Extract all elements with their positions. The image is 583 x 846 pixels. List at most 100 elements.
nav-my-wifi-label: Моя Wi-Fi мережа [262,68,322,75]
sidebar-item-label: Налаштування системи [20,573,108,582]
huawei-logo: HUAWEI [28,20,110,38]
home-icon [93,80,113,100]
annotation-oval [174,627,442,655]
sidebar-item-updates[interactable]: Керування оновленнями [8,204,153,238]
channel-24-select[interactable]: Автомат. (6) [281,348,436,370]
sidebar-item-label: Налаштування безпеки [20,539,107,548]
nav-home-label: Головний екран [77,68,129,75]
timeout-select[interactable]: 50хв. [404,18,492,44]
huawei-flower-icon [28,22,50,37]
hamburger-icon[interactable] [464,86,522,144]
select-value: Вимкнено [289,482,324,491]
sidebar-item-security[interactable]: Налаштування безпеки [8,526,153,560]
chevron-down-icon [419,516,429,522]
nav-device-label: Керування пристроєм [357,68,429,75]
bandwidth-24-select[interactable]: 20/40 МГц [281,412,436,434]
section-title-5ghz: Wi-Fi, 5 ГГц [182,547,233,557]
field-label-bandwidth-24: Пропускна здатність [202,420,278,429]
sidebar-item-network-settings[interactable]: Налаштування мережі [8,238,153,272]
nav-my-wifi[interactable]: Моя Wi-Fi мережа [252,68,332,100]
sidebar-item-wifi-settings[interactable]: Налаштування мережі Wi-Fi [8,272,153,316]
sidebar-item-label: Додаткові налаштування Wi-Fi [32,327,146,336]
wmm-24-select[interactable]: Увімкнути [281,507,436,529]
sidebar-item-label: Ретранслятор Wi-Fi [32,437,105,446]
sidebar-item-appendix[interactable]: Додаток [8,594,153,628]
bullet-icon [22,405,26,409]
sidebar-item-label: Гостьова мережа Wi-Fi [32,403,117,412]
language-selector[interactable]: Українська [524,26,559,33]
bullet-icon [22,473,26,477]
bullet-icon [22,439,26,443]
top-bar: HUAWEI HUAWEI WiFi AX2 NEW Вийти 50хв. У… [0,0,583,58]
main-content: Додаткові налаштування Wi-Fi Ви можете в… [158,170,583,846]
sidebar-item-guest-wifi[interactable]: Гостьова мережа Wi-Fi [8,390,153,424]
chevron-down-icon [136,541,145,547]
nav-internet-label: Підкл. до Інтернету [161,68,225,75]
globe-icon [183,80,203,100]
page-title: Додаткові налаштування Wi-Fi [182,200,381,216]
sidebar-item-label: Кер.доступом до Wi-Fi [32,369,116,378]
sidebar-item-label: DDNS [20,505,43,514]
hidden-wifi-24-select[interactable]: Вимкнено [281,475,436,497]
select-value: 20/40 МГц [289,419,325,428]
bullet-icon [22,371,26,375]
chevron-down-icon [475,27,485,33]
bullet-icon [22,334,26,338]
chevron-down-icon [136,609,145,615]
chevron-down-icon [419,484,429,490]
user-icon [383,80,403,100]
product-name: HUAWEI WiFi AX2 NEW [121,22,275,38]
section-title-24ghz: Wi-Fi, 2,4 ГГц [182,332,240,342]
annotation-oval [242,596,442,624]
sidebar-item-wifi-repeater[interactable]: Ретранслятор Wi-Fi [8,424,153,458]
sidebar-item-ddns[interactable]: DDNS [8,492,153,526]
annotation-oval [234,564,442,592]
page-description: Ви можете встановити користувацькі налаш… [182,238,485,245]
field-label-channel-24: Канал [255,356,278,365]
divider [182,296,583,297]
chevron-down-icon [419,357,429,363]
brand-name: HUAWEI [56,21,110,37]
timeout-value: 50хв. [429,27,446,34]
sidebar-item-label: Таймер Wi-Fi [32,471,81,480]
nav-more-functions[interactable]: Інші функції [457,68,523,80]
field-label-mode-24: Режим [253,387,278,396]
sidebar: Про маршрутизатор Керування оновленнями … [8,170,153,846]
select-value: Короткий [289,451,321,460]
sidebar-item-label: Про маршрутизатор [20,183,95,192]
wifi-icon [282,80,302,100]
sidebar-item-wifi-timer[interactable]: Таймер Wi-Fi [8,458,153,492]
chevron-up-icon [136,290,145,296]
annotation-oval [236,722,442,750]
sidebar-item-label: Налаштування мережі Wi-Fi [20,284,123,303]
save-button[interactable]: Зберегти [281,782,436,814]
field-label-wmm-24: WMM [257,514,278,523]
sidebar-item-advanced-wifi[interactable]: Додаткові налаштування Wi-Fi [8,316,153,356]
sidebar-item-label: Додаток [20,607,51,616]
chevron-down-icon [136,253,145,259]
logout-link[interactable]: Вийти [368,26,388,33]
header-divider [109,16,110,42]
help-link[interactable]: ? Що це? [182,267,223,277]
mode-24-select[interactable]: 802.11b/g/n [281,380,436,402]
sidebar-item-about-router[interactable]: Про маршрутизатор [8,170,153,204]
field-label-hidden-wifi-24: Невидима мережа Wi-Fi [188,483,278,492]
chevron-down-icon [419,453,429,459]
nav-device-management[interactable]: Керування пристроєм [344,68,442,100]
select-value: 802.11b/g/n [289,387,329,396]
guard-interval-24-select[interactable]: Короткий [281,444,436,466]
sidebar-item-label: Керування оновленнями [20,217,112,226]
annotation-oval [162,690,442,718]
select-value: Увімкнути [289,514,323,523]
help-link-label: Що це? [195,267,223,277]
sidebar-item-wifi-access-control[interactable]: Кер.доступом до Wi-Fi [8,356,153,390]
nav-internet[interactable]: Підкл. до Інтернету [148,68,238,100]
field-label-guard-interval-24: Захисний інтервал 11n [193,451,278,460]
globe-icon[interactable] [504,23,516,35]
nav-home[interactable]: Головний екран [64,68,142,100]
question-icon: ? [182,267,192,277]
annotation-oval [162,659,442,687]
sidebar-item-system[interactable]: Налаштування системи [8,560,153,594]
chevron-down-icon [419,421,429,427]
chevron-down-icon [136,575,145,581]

→ OBJECTIVE:
Switch every "chevron-down-icon" in the entries above to "caret-down-icon", then write out all the entries again with nothing else changed.

→ ANSWER TO THIS PROBLEM:
Extract all elements with their positions. The image is 583 x 846 pixels. List at most 100 elements.
nav-my-wifi-label: Моя Wi-Fi мережа [262,68,322,75]
sidebar-item-label: Налаштування системи [20,573,108,582]
huawei-logo: HUAWEI [28,20,110,38]
home-icon [93,80,113,100]
annotation-oval [174,627,442,655]
sidebar-item-updates[interactable]: Керування оновленнями [8,204,153,238]
channel-24-select[interactable]: Автомат. (6) [281,348,436,370]
sidebar-item-label: Налаштування безпеки [20,539,107,548]
nav-home-label: Головний екран [77,68,129,75]
timeout-select[interactable]: 50хв. [404,18,492,44]
huawei-flower-icon [28,22,50,37]
hamburger-icon[interactable] [464,86,522,144]
select-value: Вимкнено [289,482,324,491]
sidebar-item-security[interactable]: Налаштування безпеки [8,526,153,560]
caret-down-icon [419,516,429,522]
nav-device-label: Керування пристроєм [357,68,429,75]
bandwidth-24-select[interactable]: 20/40 МГц [281,412,436,434]
section-title-5ghz: Wi-Fi, 5 ГГц [182,547,233,557]
field-label-bandwidth-24: Пропускна здатність [202,420,278,429]
sidebar-item-network-settings[interactable]: Налаштування мережі [8,238,153,272]
nav-my-wifi[interactable]: Моя Wi-Fi мережа [252,68,332,100]
sidebar-item-wifi-settings[interactable]: Налаштування мережі Wi-Fi [8,272,153,316]
sidebar-item-label: Додаткові налаштування Wi-Fi [32,327,146,336]
wmm-24-select[interactable]: Увімкнути [281,507,436,529]
sidebar-item-label: Ретранслятор Wi-Fi [32,437,105,446]
sidebar-item-appendix[interactable]: Додаток [8,594,153,628]
bullet-icon [22,405,26,409]
sidebar-item-label: Гостьова мережа Wi-Fi [32,403,117,412]
language-selector[interactable]: Українська [524,26,559,33]
bullet-icon [22,473,26,477]
bullet-icon [22,439,26,443]
top-bar: HUAWEI HUAWEI WiFi AX2 NEW Вийти 50хв. У… [0,0,583,58]
main-content: Додаткові налаштування Wi-Fi Ви можете в… [158,170,583,846]
sidebar-item-guest-wifi[interactable]: Гостьова мережа Wi-Fi [8,390,153,424]
caret-down-icon [136,541,145,547]
nav-internet-label: Підкл. до Інтернету [161,68,225,75]
globe-icon [183,80,203,100]
page-title: Додаткові налаштування Wi-Fi [182,200,381,216]
sidebar-item-label: Кер.доступом до Wi-Fi [32,369,116,378]
sidebar-item-label: DDNS [20,505,43,514]
hidden-wifi-24-select[interactable]: Вимкнено [281,475,436,497]
select-value: 20/40 МГц [289,419,325,428]
bullet-icon [22,371,26,375]
caret-down-icon [475,27,485,33]
bullet-icon [22,334,26,338]
caret-down-icon [136,609,145,615]
caret-down-icon [419,484,429,490]
user-icon [383,80,403,100]
product-name: HUAWEI WiFi AX2 NEW [121,22,275,38]
section-title-24ghz: Wi-Fi, 2,4 ГГц [182,332,240,342]
annotation-oval [242,596,442,624]
sidebar-item-wifi-repeater[interactable]: Ретранслятор Wi-Fi [8,424,153,458]
sidebar-item-ddns[interactable]: DDNS [8,492,153,526]
annotation-oval [234,564,442,592]
page-description: Ви можете встановити користувацькі налаш… [182,238,485,245]
field-label-channel-24: Канал [255,356,278,365]
divider [182,296,583,297]
caret-down-icon [419,357,429,363]
brand-name: HUAWEI [56,21,110,37]
timeout-value: 50хв. [429,27,446,34]
sidebar-item-label: Таймер Wi-Fi [32,471,81,480]
nav-more-functions[interactable]: Інші функції [457,68,523,80]
field-label-mode-24: Режим [253,387,278,396]
sidebar: Про маршрутизатор Керування оновленнями … [8,170,153,846]
select-value: Короткий [289,451,321,460]
sidebar-item-label: Про маршрутизатор [20,183,95,192]
wifi-icon [282,80,302,100]
sidebar-item-wifi-timer[interactable]: Таймер Wi-Fi [8,458,153,492]
chevron-up-icon [136,290,145,296]
annotation-oval [236,722,442,750]
sidebar-item-label: Налаштування мережі Wi-Fi [20,284,123,303]
save-button[interactable]: Зберегти [281,782,436,814]
field-label-wmm-24: WMM [257,514,278,523]
sidebar-item-advanced-wifi[interactable]: Додаткові налаштування Wi-Fi [8,316,153,356]
sidebar-item-label: Додаток [20,607,51,616]
caret-down-icon [136,253,145,259]
logout-link[interactable]: Вийти [368,26,388,33]
header-divider [109,16,110,42]
help-link[interactable]: ? Що це? [182,267,223,277]
mode-24-select[interactable]: 802.11b/g/n [281,380,436,402]
sidebar-item-about-router[interactable]: Про маршрутизатор [8,170,153,204]
field-label-hidden-wifi-24: Невидима мережа Wi-Fi [188,483,278,492]
caret-down-icon [419,453,429,459]
nav-device-management[interactable]: Керування пристроєм [344,68,442,100]
select-value: 802.11b/g/n [289,387,329,396]
guard-interval-24-select[interactable]: Короткий [281,444,436,466]
sidebar-item-label: Керування оновленнями [20,217,112,226]
annotation-oval [162,690,442,718]
select-value: Увімкнути [289,514,323,523]
help-link-label: Що це? [195,267,223,277]
sidebar-item-wifi-access-control[interactable]: Кер.доступом до Wi-Fi [8,356,153,390]
nav-internet[interactable]: Підкл. до Інтернету [148,68,238,100]
field-label-guard-interval-24: Захисний інтервал 11n [193,451,278,460]
globe-icon[interactable] [504,23,516,35]
nav-home[interactable]: Головний екран [64,68,142,100]
question-icon: ? [182,267,192,277]
annotation-oval [162,659,442,687]
sidebar-item-system[interactable]: Налаштування системи [8,560,153,594]
caret-down-icon [419,421,429,427]
caret-down-icon [136,575,145,581]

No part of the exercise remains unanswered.